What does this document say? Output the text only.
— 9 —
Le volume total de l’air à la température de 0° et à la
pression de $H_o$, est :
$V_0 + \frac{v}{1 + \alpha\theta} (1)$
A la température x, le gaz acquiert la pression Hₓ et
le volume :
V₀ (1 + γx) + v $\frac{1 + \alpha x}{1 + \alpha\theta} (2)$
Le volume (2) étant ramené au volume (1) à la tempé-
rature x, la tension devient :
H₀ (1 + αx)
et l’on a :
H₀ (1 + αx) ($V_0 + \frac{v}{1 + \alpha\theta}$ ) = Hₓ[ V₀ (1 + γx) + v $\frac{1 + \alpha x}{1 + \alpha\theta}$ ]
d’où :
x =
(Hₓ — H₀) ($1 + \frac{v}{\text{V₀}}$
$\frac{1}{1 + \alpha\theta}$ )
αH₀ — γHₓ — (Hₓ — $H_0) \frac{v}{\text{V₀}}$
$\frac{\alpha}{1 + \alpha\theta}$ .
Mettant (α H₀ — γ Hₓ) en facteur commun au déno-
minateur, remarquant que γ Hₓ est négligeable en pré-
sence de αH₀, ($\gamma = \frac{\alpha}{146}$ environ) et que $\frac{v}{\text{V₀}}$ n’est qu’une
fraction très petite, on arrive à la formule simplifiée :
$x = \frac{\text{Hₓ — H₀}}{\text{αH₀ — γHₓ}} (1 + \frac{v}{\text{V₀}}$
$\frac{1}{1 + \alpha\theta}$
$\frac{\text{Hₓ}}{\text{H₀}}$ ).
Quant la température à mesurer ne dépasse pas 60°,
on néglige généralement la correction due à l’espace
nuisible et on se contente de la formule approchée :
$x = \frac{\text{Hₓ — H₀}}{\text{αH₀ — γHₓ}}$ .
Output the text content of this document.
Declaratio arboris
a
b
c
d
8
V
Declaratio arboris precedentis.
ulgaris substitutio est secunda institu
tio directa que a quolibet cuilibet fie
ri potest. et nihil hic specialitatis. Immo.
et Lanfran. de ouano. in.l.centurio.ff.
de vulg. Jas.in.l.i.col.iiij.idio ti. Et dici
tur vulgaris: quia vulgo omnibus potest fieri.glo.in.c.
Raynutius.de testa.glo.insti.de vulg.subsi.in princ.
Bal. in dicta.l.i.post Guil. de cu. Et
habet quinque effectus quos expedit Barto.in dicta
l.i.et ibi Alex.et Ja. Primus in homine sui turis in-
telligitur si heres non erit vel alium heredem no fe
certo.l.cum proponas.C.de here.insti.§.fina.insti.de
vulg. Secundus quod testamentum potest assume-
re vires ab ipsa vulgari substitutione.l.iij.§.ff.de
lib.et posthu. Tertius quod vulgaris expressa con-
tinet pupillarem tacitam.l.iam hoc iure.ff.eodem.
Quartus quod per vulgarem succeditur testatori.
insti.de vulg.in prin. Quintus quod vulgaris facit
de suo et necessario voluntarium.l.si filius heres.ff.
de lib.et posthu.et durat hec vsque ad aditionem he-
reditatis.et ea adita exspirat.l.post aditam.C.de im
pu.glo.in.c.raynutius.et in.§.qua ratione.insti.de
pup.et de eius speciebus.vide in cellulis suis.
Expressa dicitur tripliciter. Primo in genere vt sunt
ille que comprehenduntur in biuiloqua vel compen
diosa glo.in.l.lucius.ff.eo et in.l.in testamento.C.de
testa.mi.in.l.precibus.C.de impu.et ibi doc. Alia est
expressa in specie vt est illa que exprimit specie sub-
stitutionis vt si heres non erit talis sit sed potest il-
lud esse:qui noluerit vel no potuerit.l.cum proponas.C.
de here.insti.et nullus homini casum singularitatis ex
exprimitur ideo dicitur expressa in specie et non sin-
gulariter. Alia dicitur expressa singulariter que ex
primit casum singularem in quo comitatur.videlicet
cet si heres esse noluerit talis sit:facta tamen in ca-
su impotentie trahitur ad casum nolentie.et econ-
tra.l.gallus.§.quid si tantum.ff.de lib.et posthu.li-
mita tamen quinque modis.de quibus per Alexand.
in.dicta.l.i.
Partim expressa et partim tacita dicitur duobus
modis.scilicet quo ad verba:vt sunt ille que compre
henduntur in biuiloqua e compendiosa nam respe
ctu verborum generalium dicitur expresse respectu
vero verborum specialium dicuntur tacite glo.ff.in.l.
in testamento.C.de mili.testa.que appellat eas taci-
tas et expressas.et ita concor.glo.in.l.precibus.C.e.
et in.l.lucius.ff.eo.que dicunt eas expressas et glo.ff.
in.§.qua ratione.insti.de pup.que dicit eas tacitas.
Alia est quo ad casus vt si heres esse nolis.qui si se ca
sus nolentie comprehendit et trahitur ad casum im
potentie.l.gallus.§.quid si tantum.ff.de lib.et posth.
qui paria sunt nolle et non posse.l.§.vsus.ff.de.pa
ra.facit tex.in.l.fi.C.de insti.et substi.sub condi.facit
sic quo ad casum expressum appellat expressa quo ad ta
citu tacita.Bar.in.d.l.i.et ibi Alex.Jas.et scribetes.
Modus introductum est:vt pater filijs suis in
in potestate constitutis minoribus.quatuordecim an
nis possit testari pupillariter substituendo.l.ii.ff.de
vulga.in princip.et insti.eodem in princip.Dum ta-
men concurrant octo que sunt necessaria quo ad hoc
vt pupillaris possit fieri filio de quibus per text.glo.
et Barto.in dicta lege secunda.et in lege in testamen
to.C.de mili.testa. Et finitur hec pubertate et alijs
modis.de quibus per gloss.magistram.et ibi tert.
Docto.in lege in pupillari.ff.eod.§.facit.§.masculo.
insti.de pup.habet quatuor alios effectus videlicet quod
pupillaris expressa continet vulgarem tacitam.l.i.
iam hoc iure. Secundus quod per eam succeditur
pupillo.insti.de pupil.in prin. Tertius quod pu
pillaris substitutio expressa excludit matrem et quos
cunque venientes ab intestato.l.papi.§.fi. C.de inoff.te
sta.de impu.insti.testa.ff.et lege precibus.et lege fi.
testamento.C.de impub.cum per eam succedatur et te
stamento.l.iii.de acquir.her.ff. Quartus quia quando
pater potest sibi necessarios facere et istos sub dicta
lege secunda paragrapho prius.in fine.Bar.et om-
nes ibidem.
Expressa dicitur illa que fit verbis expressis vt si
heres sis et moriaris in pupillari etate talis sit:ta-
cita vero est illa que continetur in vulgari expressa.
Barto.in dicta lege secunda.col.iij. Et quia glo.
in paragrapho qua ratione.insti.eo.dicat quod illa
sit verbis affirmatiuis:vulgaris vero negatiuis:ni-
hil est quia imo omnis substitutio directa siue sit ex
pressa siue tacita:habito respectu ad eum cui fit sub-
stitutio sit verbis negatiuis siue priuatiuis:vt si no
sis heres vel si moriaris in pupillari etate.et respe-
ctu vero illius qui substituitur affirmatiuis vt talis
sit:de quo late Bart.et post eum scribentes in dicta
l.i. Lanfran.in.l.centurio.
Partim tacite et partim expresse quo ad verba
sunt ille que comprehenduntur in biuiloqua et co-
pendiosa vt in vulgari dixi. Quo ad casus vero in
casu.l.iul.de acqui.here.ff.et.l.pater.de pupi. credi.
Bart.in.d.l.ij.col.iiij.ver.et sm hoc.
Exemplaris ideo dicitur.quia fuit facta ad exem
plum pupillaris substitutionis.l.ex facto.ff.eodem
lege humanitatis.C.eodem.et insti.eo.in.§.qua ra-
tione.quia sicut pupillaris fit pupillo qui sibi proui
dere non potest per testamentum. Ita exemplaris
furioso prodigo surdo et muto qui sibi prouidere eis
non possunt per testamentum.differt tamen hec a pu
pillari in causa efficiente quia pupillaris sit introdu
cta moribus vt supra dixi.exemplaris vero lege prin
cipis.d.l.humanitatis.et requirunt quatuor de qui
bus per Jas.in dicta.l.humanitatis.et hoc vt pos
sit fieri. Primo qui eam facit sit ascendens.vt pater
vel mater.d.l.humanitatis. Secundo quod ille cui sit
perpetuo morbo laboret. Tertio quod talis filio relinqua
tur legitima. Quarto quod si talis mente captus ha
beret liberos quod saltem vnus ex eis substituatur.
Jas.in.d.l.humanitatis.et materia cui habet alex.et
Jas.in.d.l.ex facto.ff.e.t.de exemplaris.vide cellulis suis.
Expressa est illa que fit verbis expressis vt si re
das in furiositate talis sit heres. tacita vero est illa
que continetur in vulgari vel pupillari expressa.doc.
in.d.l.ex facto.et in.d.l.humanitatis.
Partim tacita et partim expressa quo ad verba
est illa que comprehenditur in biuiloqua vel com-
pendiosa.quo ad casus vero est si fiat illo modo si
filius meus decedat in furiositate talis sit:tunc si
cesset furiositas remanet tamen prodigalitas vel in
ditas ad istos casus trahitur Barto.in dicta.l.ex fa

__________

[EXERCISE GOAL]
Check each line of the records above for "testamentum", and copy those that have it.

[TASK OUTPUT]
vulg. Secundus quod testamentum potest assume-
dere non potest per testamentum. Ita exemplaris
non possunt per testamentum.differt tamen hec a pu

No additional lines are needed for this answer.